* **EXERCISE DETAILS**
Arrange the lines as a numbered list, starting at the line that contains "Annotate this image: element" and ending at the line that contains "455, 310, 478]". Skip blank lines and leave the pictures out.

* **PROVIDED RECORDS**

※ ※ ※

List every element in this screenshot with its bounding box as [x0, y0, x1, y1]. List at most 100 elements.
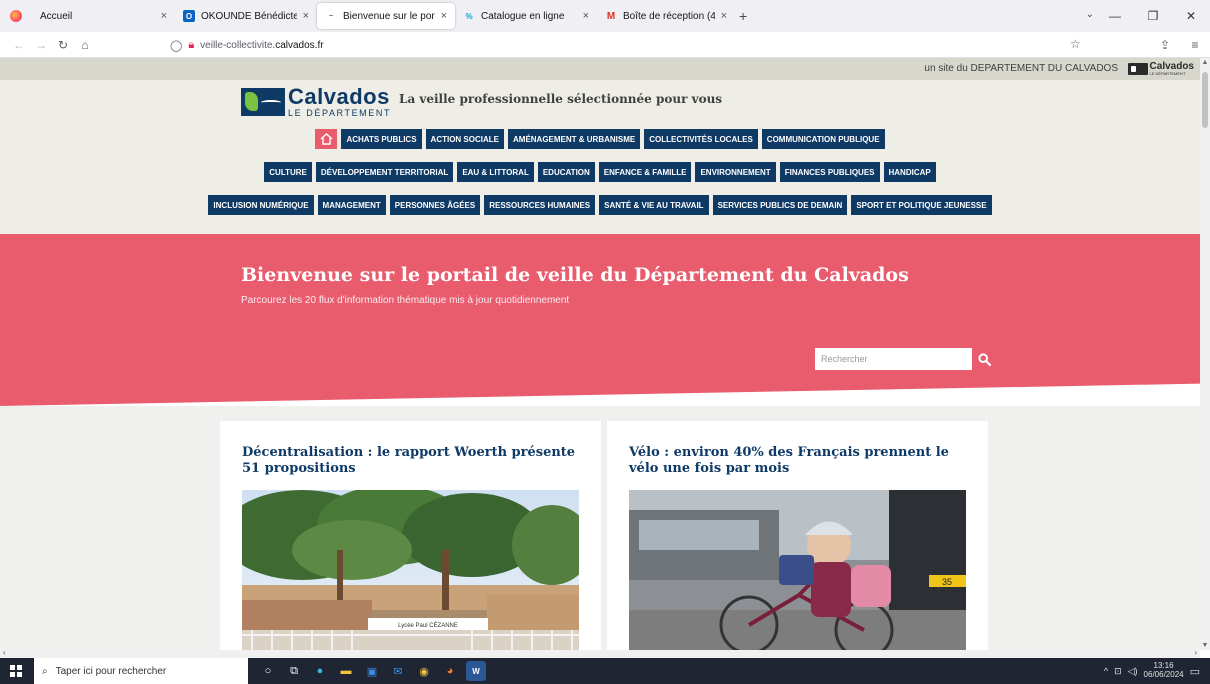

※ ※ ※

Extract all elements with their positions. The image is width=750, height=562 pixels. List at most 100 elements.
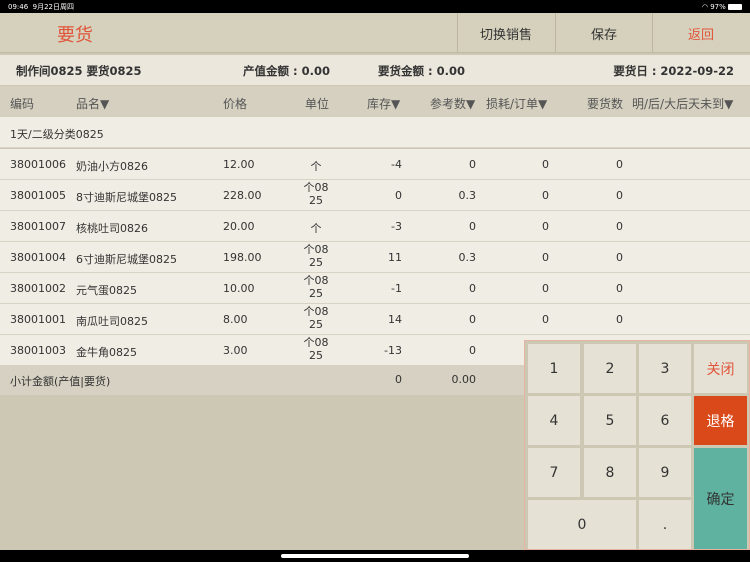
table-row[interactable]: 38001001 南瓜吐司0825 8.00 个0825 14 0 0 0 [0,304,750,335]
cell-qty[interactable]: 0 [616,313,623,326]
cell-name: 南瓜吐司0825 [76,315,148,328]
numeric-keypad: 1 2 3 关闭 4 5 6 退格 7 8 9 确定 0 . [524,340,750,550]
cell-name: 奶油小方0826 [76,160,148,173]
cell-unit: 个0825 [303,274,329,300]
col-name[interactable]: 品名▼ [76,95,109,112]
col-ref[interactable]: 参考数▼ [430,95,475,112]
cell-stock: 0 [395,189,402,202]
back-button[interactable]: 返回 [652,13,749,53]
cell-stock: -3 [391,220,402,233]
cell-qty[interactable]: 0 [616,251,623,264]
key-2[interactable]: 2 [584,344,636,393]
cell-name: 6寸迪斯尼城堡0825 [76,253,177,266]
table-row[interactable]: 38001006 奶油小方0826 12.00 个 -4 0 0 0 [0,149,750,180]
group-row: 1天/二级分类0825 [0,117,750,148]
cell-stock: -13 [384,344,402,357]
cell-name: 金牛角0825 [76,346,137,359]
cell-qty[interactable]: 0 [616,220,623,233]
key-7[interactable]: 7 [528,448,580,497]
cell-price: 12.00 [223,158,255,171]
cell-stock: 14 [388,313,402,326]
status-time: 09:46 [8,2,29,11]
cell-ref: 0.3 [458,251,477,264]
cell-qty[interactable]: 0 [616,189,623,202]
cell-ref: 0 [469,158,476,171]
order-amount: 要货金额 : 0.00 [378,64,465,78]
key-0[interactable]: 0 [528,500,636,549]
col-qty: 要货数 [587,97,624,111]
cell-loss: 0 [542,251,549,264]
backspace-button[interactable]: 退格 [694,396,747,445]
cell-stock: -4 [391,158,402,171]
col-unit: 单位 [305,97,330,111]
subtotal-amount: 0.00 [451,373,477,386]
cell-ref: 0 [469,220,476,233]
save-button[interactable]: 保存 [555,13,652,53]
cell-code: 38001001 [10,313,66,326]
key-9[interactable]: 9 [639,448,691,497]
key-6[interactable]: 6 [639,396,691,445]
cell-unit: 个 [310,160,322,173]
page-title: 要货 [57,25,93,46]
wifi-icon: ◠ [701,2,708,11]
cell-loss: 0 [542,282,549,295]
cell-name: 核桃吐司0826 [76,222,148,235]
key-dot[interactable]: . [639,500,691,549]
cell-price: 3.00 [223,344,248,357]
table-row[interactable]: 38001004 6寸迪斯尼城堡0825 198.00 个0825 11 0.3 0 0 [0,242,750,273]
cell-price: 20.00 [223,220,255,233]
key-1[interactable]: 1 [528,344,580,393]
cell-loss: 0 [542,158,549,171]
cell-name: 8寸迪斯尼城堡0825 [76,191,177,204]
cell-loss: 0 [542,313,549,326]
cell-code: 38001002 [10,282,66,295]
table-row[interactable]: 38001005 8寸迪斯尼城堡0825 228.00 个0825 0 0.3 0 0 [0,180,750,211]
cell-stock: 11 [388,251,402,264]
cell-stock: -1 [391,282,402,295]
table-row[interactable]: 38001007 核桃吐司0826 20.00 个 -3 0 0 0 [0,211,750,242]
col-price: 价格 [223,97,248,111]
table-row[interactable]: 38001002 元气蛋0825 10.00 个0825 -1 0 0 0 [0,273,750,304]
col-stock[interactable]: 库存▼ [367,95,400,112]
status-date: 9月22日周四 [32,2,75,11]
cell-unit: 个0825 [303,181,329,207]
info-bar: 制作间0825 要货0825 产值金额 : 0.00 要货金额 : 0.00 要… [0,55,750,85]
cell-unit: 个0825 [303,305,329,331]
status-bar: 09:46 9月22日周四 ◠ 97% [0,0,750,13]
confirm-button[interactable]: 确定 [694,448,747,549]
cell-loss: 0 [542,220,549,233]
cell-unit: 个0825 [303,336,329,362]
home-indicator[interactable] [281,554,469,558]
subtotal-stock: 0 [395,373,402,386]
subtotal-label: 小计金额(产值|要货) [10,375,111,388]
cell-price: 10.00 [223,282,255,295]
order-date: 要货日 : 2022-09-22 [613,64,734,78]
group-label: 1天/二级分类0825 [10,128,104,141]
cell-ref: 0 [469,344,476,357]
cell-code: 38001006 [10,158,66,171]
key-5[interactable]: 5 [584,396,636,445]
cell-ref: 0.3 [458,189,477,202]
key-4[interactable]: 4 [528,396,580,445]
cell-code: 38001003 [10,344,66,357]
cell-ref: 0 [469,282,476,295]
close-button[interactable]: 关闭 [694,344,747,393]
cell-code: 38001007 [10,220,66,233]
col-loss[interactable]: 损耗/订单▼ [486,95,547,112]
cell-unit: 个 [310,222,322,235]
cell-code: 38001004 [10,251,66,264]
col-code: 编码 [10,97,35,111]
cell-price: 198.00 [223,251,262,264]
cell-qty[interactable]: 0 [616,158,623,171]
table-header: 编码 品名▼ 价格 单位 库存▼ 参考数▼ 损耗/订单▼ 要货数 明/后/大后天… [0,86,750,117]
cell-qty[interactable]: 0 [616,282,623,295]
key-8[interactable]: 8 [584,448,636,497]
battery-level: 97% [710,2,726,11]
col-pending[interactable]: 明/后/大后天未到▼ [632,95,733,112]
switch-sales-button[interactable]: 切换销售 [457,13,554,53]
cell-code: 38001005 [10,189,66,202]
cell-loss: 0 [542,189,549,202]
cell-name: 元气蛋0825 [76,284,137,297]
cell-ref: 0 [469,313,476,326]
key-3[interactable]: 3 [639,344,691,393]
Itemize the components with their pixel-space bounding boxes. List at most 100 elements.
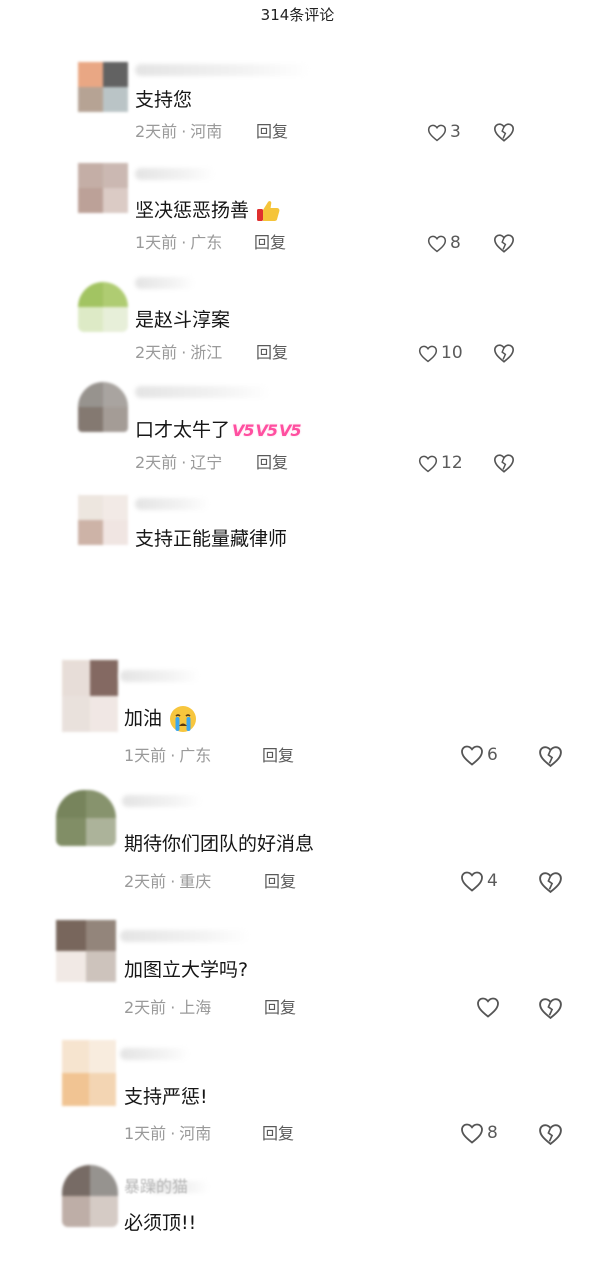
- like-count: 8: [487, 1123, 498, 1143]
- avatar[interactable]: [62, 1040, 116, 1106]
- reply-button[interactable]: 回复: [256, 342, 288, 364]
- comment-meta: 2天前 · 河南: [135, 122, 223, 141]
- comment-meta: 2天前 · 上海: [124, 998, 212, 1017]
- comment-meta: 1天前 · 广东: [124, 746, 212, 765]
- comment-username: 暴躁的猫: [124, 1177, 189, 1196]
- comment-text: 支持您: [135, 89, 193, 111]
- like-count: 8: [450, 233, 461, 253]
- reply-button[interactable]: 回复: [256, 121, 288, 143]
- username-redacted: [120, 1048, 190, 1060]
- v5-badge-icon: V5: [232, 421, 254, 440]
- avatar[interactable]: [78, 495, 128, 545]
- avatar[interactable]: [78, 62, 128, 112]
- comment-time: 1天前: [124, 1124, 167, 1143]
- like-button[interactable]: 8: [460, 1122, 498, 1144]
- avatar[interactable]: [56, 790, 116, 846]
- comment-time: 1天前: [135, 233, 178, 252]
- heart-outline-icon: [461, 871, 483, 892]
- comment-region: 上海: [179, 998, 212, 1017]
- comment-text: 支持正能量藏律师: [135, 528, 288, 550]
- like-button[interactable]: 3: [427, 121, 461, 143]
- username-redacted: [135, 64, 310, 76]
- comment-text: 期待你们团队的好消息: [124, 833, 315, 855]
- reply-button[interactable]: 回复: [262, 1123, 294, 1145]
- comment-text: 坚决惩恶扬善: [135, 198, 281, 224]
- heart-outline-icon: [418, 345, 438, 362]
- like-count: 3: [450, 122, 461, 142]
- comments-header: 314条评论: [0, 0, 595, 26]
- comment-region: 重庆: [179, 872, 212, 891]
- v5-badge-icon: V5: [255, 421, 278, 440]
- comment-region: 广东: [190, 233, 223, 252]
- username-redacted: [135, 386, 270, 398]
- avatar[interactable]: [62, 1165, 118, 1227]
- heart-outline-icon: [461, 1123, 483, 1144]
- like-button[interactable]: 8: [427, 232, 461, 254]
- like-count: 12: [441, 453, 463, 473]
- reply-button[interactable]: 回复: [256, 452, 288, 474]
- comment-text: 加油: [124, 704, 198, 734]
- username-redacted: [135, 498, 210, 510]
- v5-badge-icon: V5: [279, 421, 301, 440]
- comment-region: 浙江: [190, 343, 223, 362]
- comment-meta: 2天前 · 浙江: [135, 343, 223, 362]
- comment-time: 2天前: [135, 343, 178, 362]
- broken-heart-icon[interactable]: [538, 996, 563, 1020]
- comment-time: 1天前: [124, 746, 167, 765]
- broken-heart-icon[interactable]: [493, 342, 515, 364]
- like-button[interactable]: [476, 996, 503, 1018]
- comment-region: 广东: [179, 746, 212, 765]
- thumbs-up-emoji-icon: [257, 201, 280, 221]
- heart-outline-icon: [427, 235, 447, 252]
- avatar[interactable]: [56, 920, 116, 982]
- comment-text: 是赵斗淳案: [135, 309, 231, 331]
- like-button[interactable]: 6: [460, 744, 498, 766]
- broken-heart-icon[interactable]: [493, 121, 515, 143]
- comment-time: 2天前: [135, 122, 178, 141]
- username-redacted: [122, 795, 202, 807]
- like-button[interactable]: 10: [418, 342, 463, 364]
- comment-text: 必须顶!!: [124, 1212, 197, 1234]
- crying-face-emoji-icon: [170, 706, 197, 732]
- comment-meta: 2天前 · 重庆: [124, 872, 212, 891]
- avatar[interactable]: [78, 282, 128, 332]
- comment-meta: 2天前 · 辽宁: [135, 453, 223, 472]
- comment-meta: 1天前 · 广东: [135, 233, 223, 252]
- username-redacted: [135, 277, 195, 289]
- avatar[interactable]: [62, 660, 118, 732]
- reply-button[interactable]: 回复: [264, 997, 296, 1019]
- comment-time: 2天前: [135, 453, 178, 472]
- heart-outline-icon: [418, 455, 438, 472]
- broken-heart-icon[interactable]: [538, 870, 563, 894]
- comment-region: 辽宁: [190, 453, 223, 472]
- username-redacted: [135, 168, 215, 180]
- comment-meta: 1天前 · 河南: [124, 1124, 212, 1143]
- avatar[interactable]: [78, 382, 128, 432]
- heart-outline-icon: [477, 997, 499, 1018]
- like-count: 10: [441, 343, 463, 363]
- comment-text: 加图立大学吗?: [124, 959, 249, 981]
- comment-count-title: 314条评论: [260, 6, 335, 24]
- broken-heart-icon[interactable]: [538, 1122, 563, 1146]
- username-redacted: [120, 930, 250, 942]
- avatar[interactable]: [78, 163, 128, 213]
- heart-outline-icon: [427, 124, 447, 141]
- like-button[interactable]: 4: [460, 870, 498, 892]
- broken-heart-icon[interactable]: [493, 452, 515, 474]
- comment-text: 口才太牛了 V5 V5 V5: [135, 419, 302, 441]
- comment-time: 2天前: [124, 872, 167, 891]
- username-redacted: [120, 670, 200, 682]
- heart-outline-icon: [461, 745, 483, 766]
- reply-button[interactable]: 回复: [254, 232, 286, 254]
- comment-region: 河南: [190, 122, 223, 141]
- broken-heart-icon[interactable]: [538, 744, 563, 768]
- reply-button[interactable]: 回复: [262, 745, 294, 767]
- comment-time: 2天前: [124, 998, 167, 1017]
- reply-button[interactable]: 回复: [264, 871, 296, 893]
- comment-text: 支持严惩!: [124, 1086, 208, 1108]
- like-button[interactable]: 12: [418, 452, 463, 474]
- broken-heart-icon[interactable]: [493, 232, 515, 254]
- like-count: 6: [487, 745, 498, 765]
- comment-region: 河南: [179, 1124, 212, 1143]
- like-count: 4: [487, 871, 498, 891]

※ ※ ※

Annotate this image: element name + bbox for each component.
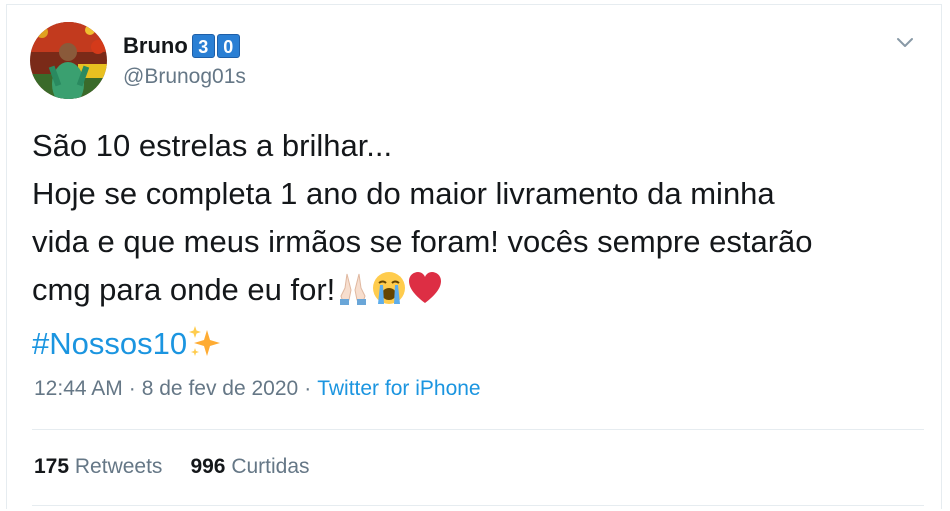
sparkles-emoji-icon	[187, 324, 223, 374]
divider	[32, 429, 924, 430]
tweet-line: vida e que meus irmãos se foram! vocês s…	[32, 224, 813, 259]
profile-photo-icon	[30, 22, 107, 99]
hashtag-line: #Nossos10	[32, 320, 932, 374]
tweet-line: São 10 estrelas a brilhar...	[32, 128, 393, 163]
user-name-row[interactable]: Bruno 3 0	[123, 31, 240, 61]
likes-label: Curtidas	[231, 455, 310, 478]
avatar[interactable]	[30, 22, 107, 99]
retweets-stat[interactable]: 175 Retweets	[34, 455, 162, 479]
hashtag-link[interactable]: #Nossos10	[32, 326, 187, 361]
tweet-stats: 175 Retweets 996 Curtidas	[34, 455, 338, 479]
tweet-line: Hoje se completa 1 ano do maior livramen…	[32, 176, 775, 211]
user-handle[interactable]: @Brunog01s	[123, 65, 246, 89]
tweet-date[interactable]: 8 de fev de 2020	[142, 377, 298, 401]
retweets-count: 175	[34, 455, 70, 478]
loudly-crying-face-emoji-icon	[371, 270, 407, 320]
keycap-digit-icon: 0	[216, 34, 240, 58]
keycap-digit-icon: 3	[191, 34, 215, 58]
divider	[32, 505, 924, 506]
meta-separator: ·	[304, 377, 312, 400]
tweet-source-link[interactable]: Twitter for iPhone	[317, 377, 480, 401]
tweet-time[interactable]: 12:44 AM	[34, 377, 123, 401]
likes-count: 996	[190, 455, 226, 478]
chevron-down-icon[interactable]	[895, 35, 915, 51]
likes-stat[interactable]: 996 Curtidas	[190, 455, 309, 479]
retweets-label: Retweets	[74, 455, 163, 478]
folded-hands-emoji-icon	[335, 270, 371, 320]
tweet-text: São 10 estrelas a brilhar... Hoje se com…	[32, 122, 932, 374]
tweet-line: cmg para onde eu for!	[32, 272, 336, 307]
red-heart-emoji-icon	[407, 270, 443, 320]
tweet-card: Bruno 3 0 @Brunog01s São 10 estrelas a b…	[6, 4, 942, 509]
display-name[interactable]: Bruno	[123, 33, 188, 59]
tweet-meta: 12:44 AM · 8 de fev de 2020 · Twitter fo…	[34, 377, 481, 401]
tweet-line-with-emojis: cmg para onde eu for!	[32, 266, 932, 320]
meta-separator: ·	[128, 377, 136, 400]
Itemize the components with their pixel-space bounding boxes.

※ ※ ※

* **WRITTEN SOLUTION**
1. Annotate this image: element name + bbox for each component.
2. sparkles-emoji-icon	[187, 324, 223, 374]
3. divider	[32, 429, 924, 430]
4. tweet-line: vida e que meus irmãos se foram! vocês s…	[32, 224, 813, 259]
5. profile-photo-icon	[30, 22, 107, 99]
6. hashtag-line: #Nossos10	[32, 320, 932, 374]
7. tweet-line: São 10 estrelas a brilhar...	[32, 128, 393, 163]
8. user-name-row[interactable]: Bruno 3 0	[123, 31, 240, 61]
9. likes-label: Curtidas	[231, 455, 310, 478]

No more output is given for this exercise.